§ Task to complete
Work through the material below line by line and say how many lines include the word "декількох". Only the number, please.
[START OF The records]
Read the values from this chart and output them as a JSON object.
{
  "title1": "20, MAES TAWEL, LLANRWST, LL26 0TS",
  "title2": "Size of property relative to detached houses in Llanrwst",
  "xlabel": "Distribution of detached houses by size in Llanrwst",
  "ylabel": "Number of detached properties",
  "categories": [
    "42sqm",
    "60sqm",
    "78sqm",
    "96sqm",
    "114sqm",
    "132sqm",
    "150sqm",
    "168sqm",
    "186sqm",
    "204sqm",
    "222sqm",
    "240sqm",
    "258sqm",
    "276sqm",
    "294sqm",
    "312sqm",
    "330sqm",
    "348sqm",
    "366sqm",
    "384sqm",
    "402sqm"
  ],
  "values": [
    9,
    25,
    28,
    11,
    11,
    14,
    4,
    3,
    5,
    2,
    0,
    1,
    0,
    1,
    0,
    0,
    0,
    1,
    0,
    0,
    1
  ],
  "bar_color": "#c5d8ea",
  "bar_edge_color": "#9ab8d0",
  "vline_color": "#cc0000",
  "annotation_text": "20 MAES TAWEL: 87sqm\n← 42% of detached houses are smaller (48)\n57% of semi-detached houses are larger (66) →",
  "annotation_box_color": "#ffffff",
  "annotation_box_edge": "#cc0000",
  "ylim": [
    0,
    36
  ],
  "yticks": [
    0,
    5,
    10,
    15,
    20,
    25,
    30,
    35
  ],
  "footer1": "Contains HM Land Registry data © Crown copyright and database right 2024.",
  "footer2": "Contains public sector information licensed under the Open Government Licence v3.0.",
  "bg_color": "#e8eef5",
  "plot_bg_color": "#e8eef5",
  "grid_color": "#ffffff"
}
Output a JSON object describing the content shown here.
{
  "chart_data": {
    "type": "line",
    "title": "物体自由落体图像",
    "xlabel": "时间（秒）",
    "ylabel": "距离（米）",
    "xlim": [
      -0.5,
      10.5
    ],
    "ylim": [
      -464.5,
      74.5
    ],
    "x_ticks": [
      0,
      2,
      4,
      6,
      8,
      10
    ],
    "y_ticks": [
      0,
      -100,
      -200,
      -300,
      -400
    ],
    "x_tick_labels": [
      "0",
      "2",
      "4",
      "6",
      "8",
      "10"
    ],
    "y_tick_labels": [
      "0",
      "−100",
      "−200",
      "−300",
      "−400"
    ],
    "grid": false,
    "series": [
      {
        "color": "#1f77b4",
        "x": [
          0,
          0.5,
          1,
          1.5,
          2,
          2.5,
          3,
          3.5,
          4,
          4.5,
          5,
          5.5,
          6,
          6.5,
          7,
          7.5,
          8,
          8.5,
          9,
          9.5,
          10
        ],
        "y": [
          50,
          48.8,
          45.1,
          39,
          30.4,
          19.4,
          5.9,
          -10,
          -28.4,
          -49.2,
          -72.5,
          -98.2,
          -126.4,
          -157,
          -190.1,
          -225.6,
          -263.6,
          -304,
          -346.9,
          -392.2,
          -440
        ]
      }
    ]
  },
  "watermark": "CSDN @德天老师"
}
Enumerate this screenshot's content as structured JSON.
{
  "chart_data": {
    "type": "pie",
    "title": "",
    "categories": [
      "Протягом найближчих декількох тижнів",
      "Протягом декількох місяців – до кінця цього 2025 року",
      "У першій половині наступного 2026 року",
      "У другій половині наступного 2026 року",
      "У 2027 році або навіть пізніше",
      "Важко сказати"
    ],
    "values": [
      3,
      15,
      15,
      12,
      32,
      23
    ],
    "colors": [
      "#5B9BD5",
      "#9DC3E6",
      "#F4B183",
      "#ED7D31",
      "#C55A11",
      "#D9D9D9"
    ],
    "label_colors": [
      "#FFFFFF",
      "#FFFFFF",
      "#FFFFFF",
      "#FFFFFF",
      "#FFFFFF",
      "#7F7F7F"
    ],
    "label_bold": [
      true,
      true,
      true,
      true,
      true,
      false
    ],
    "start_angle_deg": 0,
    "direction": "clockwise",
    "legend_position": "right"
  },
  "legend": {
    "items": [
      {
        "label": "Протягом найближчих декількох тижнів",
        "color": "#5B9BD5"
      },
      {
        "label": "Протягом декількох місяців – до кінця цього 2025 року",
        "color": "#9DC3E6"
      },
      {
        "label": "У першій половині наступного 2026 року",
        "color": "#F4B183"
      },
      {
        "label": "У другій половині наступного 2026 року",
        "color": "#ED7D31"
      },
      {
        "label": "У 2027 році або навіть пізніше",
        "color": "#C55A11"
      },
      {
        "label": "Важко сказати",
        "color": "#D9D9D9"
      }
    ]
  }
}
[END OF The records]
§ Written answer
4